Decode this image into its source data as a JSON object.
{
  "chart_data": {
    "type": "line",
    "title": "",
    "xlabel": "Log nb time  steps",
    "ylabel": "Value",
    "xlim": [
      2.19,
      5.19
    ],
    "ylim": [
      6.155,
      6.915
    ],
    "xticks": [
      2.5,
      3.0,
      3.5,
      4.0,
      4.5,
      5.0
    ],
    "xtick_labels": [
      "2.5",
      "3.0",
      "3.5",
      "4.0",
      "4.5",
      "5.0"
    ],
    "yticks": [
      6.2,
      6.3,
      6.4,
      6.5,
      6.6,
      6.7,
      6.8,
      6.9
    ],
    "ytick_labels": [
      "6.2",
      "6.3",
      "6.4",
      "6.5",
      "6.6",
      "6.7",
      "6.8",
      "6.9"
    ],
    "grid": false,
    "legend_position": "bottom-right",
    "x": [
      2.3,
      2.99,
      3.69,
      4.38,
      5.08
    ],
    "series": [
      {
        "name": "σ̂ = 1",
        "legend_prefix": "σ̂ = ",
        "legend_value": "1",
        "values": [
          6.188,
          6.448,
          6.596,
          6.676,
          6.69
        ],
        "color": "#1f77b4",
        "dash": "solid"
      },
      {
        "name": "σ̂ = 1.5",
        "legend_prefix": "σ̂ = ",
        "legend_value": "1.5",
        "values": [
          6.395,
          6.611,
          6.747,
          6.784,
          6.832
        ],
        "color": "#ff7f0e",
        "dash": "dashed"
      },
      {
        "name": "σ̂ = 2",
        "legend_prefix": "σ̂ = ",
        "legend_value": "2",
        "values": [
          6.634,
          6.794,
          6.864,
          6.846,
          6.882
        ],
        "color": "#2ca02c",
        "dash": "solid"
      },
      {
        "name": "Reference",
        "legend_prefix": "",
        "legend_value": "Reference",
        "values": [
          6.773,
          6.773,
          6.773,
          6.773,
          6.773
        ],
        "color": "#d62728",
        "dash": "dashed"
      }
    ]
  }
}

****************************************

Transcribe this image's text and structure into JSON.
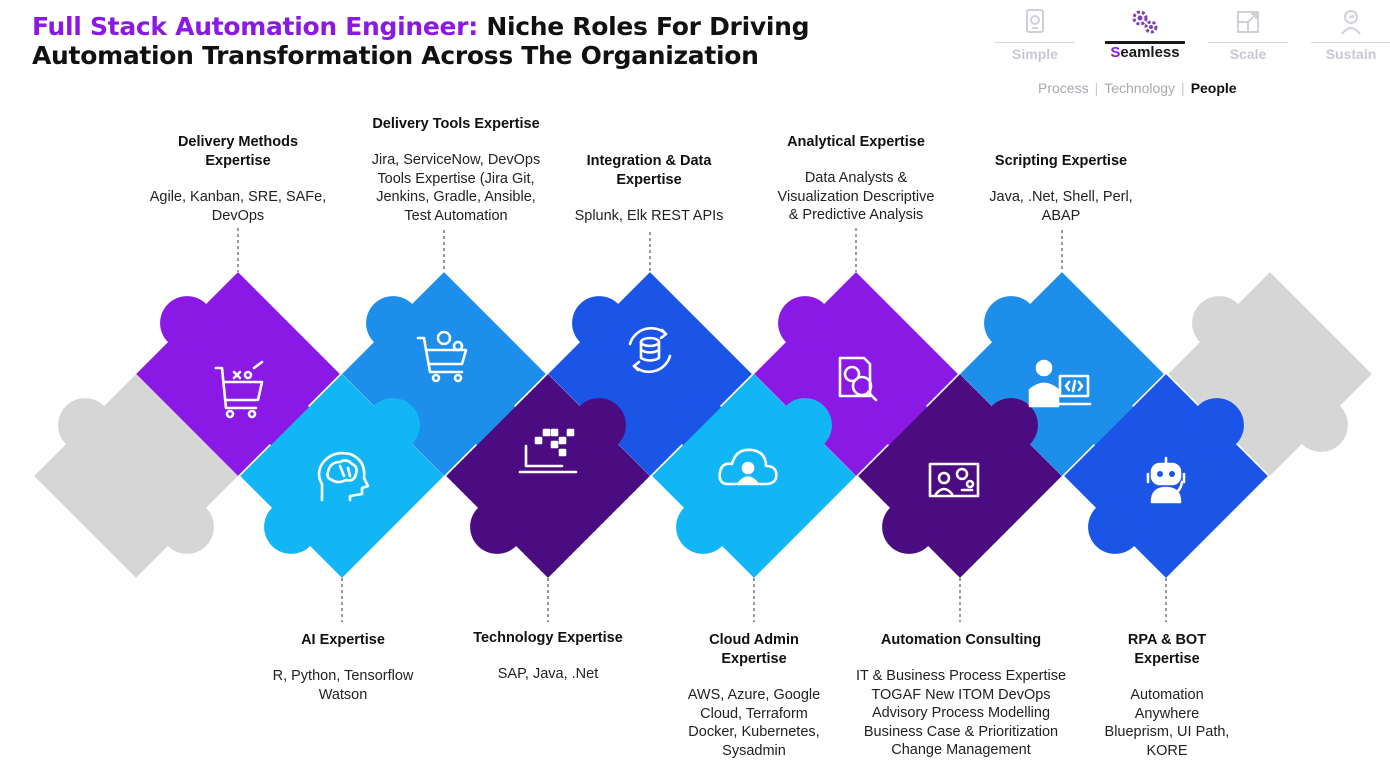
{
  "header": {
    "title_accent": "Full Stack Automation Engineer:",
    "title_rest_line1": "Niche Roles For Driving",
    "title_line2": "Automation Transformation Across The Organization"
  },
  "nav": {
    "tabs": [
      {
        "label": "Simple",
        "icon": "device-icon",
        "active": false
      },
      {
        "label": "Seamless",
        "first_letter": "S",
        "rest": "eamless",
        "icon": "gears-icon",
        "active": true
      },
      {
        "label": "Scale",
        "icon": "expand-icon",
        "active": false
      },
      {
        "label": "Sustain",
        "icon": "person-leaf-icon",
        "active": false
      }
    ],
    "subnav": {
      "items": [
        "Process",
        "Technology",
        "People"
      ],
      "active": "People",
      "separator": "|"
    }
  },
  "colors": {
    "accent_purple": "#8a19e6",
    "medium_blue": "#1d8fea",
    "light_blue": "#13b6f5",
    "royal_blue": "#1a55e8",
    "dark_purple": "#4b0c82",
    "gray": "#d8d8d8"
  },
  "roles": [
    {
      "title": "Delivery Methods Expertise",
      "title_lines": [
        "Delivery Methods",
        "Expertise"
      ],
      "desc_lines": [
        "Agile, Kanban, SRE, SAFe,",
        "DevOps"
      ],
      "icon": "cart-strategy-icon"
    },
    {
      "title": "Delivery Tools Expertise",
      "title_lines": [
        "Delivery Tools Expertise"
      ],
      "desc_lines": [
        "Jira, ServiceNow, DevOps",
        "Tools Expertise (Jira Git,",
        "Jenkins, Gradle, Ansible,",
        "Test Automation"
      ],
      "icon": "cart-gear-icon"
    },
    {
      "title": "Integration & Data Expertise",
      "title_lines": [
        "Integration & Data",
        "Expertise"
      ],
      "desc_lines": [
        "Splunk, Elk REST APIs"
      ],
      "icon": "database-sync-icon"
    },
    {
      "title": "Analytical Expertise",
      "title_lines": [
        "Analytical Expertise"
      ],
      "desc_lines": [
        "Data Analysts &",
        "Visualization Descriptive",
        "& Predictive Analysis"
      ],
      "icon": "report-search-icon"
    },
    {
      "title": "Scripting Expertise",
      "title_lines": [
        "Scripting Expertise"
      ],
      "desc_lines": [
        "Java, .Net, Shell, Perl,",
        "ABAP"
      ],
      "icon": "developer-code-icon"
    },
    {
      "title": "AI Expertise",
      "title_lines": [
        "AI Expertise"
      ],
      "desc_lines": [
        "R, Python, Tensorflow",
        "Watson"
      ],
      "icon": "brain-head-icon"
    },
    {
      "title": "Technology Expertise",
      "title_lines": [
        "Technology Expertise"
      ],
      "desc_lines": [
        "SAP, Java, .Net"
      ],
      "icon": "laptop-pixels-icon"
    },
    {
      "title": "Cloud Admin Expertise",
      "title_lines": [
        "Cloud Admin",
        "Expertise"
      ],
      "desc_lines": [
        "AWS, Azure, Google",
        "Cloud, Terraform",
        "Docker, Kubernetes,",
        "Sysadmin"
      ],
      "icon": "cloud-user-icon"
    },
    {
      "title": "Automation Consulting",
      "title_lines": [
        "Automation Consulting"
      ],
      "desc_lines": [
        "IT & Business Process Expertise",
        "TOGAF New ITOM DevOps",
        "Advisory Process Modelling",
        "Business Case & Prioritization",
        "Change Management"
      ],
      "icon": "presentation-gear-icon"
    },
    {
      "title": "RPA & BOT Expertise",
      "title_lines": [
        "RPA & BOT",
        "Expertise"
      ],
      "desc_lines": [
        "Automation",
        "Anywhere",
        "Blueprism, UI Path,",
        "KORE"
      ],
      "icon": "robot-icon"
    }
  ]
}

****************************************

TASK STATEMENT:
Report each line of the material above where the word "this" appears.

EXERCISE ANSWER:
Decode this image into its source data as a JSON object.
Transcribe this image's text and structure into JSON.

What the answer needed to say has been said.